● **Dataset extract**
######

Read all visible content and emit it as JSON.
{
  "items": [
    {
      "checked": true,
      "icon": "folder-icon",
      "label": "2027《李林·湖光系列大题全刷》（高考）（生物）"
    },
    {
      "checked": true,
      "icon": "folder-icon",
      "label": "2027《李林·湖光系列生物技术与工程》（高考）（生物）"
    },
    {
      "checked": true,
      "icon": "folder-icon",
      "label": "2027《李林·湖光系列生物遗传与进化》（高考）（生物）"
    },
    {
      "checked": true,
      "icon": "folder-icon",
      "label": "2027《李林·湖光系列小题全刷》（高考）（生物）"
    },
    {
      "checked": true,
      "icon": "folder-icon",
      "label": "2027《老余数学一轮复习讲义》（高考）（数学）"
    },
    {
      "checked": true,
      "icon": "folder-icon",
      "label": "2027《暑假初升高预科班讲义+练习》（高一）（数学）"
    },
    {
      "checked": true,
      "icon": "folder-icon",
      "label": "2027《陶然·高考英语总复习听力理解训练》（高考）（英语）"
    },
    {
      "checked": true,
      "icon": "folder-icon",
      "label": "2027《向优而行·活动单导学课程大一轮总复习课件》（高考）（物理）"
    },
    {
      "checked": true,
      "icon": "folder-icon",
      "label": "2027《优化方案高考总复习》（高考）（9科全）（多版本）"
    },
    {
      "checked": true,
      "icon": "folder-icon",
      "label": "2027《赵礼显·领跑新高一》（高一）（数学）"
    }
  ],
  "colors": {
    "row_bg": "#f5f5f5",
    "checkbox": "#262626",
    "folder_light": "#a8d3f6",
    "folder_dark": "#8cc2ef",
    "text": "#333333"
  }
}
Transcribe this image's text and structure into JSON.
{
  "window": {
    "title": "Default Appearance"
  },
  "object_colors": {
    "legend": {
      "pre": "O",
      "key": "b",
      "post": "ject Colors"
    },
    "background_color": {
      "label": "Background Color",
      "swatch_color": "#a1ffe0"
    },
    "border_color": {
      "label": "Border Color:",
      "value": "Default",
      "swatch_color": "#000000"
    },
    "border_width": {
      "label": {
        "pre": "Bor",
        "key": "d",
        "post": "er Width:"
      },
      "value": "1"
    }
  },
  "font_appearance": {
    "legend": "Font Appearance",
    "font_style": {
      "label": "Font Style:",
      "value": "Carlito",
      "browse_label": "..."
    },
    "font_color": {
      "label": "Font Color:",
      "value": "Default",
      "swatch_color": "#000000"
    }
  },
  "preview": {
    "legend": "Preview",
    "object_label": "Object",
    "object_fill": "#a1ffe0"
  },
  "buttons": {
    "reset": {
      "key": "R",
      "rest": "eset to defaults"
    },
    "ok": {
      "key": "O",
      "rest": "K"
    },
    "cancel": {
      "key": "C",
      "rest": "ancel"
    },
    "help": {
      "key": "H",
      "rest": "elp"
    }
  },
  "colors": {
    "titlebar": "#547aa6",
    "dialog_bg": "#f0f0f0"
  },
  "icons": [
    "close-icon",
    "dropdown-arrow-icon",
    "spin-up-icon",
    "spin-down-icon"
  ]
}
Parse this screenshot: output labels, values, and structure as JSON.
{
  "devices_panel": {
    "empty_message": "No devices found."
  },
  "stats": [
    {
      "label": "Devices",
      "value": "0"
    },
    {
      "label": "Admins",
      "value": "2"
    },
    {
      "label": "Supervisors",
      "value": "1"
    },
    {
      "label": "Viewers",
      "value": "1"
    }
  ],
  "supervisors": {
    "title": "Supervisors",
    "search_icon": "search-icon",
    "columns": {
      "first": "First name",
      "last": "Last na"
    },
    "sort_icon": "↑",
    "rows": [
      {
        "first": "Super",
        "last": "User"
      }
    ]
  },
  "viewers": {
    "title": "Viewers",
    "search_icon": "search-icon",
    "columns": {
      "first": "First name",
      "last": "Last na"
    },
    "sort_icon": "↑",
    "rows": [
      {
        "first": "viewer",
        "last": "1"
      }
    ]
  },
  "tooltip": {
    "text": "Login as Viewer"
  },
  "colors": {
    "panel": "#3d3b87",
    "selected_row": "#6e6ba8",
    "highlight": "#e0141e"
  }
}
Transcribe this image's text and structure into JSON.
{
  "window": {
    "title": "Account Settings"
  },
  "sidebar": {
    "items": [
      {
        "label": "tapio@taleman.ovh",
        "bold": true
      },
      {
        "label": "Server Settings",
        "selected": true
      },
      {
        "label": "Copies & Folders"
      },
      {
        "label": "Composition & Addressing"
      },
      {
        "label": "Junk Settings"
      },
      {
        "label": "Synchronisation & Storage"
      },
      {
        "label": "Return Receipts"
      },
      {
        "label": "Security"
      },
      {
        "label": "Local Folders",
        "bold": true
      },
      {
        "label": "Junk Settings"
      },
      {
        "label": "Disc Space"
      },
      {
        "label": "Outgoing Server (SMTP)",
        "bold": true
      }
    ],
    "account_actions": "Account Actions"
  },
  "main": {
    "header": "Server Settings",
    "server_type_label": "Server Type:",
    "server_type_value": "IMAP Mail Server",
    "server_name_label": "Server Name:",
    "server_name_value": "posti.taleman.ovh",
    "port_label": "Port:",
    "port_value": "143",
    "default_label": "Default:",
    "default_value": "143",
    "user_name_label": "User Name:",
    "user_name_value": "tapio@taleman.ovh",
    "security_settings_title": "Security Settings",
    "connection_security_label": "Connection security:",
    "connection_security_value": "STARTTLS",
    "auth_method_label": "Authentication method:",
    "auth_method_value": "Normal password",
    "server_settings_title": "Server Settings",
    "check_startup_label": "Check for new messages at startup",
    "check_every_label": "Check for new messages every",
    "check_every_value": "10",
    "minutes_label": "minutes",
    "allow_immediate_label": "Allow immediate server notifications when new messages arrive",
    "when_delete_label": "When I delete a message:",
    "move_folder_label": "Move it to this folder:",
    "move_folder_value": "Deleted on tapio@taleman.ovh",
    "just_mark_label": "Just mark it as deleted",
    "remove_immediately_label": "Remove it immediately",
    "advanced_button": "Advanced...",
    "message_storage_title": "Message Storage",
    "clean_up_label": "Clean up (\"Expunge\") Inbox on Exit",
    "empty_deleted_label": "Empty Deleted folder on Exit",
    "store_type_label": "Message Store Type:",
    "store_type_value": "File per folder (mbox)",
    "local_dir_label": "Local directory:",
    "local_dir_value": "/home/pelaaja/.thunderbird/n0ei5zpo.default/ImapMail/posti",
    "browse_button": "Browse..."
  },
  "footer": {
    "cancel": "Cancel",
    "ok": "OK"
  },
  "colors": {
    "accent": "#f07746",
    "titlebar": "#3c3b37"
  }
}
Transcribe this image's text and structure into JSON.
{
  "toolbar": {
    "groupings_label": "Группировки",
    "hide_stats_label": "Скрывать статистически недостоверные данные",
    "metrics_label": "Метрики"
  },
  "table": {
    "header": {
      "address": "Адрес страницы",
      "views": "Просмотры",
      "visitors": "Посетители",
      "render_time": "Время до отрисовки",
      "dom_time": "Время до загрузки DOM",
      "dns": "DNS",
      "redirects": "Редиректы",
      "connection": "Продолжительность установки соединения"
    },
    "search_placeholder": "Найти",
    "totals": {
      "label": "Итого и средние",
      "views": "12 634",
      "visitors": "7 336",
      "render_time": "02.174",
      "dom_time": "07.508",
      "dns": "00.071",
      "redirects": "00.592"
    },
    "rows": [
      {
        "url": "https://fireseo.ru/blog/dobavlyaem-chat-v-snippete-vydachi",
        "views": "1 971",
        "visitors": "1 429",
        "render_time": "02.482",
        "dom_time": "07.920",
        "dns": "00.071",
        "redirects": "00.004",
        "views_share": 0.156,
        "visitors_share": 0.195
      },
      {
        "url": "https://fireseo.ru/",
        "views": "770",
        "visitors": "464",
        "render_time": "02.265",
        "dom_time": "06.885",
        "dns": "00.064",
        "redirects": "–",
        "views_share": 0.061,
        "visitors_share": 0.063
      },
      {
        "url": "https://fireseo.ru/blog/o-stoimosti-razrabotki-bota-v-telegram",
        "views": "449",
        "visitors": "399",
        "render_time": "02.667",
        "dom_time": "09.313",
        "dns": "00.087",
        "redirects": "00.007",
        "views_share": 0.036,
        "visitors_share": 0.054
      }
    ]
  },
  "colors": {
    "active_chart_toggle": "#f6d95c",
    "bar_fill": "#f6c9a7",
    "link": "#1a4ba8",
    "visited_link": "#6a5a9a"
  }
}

######

Count the lines of the listing above that include the word "taleman" and state the total with nothing else.

4